>> START Data for processing

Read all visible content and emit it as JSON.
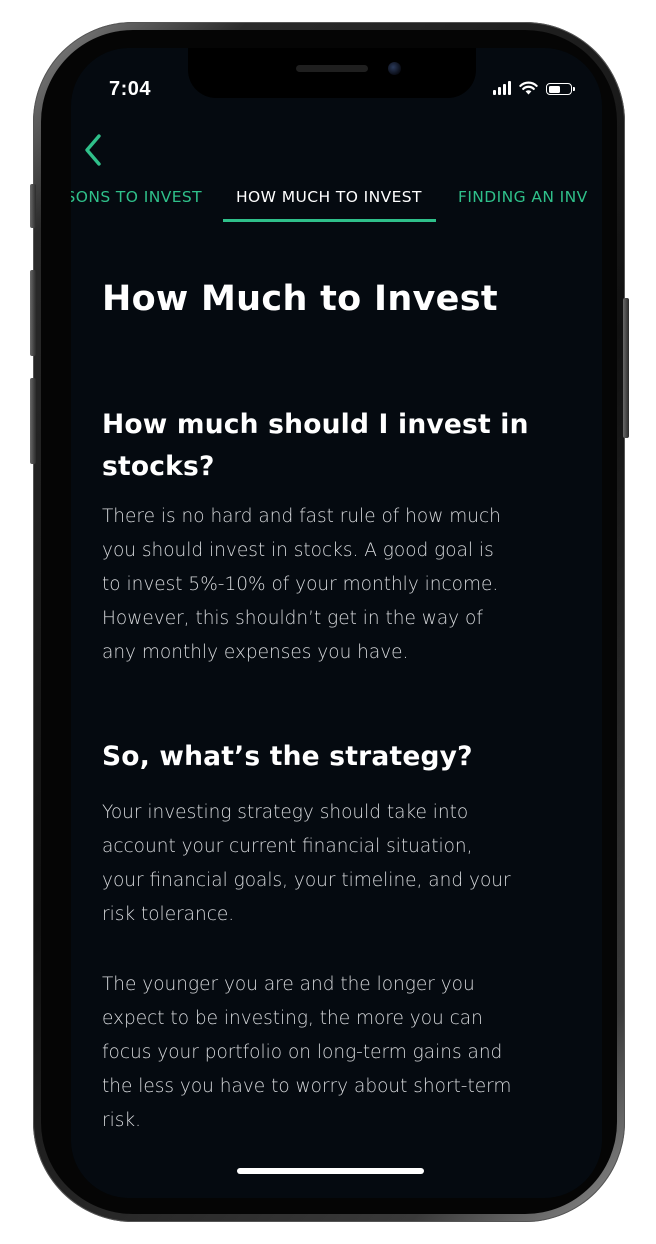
{
  "status_bar": {
    "time": "7:04",
    "battery_level": 0.55
  },
  "nav": {
    "back_icon": "chevron-left-icon",
    "accent_color": "#2fc08a"
  },
  "tabs": [
    {
      "label": "SONS TO INVEST",
      "active": false
    },
    {
      "label": "HOW MUCH TO INVEST",
      "active": true
    },
    {
      "label": "FINDING AN INV",
      "active": false
    }
  ],
  "article": {
    "title": "How Much to Invest",
    "sections": [
      {
        "heading_line1": "How much should I invest in",
        "heading_line2": "stocks?",
        "paragraphs": [
          {
            "lines": [
              "There is no hard and fast rule of how much",
              "you should invest in stocks. A good goal is",
              "to invest 5%-10% of your monthly income.",
              "However, this shouldn’t get in the way of",
              "any monthly expenses you have."
            ]
          }
        ]
      },
      {
        "heading_line1": "So, what’s the strategy?",
        "paragraphs": [
          {
            "lines": [
              "Your investing strategy should take into",
              "account your current financial situation,",
              "your financial goals, your timeline, and your",
              "risk tolerance."
            ]
          },
          {
            "lines": [
              "The younger you are and the longer you",
              "expect to be investing, the more you can",
              "focus your portfolio on long-term gains and",
              "the less you have to worry about short-term",
              "risk."
            ]
          }
        ]
      }
    ]
  }
}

>> END Data for processing

Exercise goal — Copy everything in the records above except the pictures, exactly as written.

Result of this exercise —
Read all visible content and emit it as JSON.
{
  "status_bar": {
    "time": "7:04",
    "battery_level": 0.55
  },
  "nav": {
    "back_icon": "chevron-left-icon",
    "accent_color": "#2fc08a"
  },
  "tabs": [
    {
      "label": "SONS TO INVEST",
      "active": false
    },
    {
      "label": "HOW MUCH TO INVEST",
      "active": true
    },
    {
      "label": "FINDING AN INV",
      "active": false
    }
  ],
  "article": {
    "title": "How Much to Invest",
    "sections": [
      {
        "heading_line1": "How much should I invest in",
        "heading_line2": "stocks?",
        "paragraphs": [
          {
            "lines": [
              "There is no hard and fast rule of how much",
              "you should invest in stocks. A good goal is",
              "to invest 5%-10% of your monthly income.",
              "However, this shouldn’t get in the way of",
              "any monthly expenses you have."
            ]
          }
        ]
      },
      {
        "heading_line1": "So, what’s the strategy?",
        "paragraphs": [
          {
            "lines": [
              "Your investing strategy should take into",
              "account your current financial situation,",
              "your financial goals, your timeline, and your",
              "risk tolerance."
            ]
          },
          {
            "lines": [
              "The younger you are and the longer you",
              "expect to be investing, the more you can",
              "focus your portfolio on long-term gains and",
              "the less you have to worry about short-term",
              "risk."
            ]
          }
        ]
      }
    ]
  }
}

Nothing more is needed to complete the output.